Single by Mark Owen

from the album In Your Own Time
- B-side: "Live If You Try"; "Jaywalker";
- Released: 4 August 2003
- Length: 4:05
- Label: Island
- Songwriters: Eliot Kennedy; Mark Owen;
- Producer: Henry Priestman

Mark Owen singles chronology
| "I Am What I Am" (1997) | "Four Minute Warning" (2003) | "Alone Without You" (2003) |

= Four Minute Warning (song) =

2003 single by Mark Owen

"Four Minute Warning" is the first single released from Take That band member Mark Owen's second solo studio album, In Your Own Time. The single was released on 4 August 2003 as his first single on Island Records, after he was dropped from RCA in September 1997. The single peaked at number four on the UK Singles Chart, making it his third UK top-ten single. It has sold over 80,000 copies in the United Kingdom. The song also reached number 37 in Ireland and number 52 in the Netherlands.

==Synopsis==
The song is based on the Four-minute warning, a public-alert system conceived by the British government during the Cold War (1953–1992) which was based on the estimated time it would take an ICBM from detection to reach its target. Owen's lyric, on one level, depicts people in denial of their own demise and the political circumstances that cause it. On the other, it gives the listener the impression of the shattered dreams of a group of people caught up in a nuclear strike on an unnamed British city. They also give a snapshot of the society through the people Owen portrays, while at the same time narrating the period between the UKWMO issuing a warning and the impact in real time (Owen's song is slightly over four minutes long). This is done with a countdown in the lyric akin to Crass's song They've got a bomb, which appears on their album The Feeding of the 5000. Each time the chorus is repeated, one minute is removed from the countdown. The lyrics near the end of the song provocatively ask the listener what would they do if such a warning was given, provoking listeners to empathise with the characters. The Chorus is an allusion to Peter Donaldson's warning message.

**RAW DATA**
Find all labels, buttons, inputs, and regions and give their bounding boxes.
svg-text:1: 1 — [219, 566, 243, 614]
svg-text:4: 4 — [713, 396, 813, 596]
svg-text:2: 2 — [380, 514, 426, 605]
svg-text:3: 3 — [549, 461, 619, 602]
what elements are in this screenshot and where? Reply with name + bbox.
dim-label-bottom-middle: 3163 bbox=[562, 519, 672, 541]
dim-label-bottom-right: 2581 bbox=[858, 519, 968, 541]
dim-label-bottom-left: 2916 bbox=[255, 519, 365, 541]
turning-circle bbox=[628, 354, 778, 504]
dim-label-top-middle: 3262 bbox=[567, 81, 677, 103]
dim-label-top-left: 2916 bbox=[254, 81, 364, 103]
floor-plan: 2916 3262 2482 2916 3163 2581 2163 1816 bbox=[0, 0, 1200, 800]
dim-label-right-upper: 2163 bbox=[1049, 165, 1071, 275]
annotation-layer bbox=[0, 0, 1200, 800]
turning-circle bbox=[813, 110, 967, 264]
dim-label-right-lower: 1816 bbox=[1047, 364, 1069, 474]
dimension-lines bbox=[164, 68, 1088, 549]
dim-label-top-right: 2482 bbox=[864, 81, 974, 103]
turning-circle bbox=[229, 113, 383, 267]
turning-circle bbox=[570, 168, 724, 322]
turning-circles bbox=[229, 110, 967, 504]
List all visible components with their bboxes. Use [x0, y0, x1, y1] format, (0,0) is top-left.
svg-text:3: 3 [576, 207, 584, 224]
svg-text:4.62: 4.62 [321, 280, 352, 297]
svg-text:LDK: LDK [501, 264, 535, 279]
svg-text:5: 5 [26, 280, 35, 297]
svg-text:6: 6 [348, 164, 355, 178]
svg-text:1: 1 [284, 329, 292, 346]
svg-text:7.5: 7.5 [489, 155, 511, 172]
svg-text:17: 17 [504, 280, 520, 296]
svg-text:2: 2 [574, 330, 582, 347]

**EXERCISES TO COMPLETE**
(A) In the song article, what was the length of the Four-minute warning based on?
(B) Reproduce the passage of the song article starting with "Mark Owen singles" and going on through "in the Netherlands.".
(C) List every chart position the song article gives for the single, with the chart or country for each.

**TASK ANSWERS**
(A) It was based on the estimated time an ICBM would take to reach its target after being detected.

(B)
Mark Owen singles chronology
| "I Am What I Am" (1997) | "Four Minute Warning" (2003) | "Alone Without You" (2003) |

= Four Minute Warning (song) =

2003 single by Mark Owen

"Four Minute Warning" is the first single released from Take That band member Mark Owen's second solo studio album, In Your Own Time. The single was released on 4 August 2003 as his first single on Island Records, after he was dropped from RCA in September 1997. The single peaked at number four on the UK Singles Chart, making it his third UK top-ten single. It has sold over 80,000 copies in the United Kingdom. The song also reached number 37 in Ireland and number 52 in the Netherlands.

(C)
- Number four on the UK Singles Chart
- Number 37 in Ireland
- Number 52 in the Netherlands